[start]

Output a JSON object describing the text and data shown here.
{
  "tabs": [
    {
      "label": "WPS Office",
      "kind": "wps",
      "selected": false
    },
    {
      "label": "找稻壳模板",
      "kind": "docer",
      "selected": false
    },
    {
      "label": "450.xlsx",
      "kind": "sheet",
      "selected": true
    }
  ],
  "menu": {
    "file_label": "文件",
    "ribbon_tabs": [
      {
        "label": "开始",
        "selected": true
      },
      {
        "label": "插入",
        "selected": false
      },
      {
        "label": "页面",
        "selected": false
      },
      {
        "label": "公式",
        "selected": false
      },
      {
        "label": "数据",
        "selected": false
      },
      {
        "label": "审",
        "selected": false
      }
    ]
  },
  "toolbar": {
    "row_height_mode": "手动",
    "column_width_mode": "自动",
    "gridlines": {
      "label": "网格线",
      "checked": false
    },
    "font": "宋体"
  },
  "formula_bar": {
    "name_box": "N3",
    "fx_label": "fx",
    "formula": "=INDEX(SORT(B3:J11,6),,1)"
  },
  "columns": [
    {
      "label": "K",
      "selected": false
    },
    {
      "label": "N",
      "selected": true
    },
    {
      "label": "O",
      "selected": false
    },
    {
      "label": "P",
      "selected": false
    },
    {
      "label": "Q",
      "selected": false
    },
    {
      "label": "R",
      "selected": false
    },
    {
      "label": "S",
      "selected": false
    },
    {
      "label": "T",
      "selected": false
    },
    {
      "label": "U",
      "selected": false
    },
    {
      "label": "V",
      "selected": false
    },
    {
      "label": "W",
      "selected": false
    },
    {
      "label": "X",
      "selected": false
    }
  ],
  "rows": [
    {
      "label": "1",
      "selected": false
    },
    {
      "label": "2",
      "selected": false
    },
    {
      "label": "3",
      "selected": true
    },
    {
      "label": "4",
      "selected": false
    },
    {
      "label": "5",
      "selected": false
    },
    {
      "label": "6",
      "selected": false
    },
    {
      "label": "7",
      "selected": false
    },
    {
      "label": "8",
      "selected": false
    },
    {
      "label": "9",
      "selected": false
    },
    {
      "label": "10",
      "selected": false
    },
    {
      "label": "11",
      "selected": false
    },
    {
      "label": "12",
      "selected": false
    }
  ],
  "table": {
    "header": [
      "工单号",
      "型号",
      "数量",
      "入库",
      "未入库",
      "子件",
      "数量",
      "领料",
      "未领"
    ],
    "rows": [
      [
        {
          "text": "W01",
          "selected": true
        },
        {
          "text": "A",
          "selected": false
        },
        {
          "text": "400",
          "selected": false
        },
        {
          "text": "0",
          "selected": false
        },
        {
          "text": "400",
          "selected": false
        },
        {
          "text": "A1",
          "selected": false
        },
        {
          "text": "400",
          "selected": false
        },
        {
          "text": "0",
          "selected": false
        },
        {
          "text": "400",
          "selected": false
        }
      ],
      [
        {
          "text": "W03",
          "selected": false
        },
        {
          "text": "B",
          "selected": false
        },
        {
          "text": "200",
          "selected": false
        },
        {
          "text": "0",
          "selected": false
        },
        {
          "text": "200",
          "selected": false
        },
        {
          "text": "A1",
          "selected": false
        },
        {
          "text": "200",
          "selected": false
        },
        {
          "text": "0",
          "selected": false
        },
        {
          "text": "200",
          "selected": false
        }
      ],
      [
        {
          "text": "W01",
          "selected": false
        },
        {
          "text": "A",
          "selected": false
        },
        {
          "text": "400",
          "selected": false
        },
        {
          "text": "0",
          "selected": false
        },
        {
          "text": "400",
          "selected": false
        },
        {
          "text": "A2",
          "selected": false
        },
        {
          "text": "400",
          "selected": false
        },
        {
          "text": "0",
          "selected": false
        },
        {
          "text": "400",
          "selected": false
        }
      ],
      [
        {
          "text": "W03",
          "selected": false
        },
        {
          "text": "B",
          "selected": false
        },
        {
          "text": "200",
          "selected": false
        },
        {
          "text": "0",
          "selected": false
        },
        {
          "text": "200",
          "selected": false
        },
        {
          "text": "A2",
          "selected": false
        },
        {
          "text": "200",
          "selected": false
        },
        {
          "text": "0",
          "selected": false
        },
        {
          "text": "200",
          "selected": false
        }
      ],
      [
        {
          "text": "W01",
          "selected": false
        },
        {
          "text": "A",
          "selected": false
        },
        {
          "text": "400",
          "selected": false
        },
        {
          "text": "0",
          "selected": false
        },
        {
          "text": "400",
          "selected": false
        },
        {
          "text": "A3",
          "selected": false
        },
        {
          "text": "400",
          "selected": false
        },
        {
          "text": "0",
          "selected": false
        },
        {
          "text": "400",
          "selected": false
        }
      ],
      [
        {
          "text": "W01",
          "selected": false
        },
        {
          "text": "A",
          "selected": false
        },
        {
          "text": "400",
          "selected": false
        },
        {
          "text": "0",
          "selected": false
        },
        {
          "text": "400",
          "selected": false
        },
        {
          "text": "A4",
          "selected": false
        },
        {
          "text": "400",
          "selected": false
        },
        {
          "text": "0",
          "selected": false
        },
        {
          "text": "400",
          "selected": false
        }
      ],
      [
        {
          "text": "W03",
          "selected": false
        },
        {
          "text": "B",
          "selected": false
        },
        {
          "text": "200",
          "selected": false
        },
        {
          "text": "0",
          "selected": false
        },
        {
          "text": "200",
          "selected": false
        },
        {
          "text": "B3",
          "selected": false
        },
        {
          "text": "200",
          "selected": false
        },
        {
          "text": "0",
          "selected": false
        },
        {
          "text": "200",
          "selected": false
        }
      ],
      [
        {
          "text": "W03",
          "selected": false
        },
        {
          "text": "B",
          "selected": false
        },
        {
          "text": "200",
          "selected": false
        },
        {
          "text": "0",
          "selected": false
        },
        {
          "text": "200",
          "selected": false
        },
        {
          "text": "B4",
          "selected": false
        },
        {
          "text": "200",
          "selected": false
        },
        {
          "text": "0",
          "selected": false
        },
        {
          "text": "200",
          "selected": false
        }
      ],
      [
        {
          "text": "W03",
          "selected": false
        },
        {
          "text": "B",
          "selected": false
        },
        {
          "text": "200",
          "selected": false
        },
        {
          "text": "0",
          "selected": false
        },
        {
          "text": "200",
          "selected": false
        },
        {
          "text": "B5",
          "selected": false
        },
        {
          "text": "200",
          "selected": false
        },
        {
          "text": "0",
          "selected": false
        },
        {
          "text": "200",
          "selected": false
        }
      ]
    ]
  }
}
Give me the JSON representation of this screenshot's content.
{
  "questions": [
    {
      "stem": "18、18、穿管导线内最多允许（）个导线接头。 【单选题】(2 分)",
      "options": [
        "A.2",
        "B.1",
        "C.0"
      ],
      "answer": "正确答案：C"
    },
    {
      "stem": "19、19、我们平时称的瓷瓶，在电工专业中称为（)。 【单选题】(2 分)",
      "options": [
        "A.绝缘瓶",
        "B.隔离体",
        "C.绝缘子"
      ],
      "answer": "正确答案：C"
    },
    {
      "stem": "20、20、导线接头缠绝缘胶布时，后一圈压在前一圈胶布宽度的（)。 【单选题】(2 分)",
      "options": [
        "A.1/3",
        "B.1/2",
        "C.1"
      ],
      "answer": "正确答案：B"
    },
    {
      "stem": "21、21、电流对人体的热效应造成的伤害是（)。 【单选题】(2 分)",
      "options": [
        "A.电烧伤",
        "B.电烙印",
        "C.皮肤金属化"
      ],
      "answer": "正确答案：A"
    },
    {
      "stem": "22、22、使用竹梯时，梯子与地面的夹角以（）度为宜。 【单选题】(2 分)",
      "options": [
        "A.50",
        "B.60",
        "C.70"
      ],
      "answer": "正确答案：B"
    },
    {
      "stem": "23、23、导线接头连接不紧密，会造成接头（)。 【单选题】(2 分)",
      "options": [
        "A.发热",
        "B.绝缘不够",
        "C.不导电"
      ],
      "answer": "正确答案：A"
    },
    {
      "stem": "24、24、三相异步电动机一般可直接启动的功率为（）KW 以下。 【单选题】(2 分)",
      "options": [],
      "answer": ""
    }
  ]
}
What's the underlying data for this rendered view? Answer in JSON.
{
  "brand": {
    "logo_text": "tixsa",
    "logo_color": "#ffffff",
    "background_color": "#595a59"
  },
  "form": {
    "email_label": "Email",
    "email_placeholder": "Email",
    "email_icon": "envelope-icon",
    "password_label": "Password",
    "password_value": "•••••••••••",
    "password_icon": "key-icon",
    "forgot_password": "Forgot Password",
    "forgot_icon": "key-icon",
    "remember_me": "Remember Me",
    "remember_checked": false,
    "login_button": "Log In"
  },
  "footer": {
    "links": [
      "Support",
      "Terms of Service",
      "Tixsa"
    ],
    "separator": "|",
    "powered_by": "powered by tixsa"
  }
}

[end]

Repeat only the stretch of lines starting at the one containing "What's the underlying" and running to the final line of the entries above.

**WRITTEN RESPONSE**
What's the underlying data for this rendered view? Answer in JSON.
{
  "brand": {
    "logo_text": "tixsa",
    "logo_color": "#ffffff",
    "background_color": "#595a59"
  },
  "form": {
    "email_label": "Email",
    "email_placeholder": "Email",
    "email_icon": "envelope-icon",
    "password_label": "Password",
    "password_value": "•••••••••••",
    "password_icon": "key-icon",
    "forgot_password": "Forgot Password",
    "forgot_icon": "key-icon",
    "remember_me": "Remember Me",
    "remember_checked": false,
    "login_button": "Log In"
  },
  "footer": {
    "links": [
      "Support",
      "Terms of Service",
      "Tixsa"
    ],
    "separator": "|",
    "powered_by": "powered by tixsa"
  }
}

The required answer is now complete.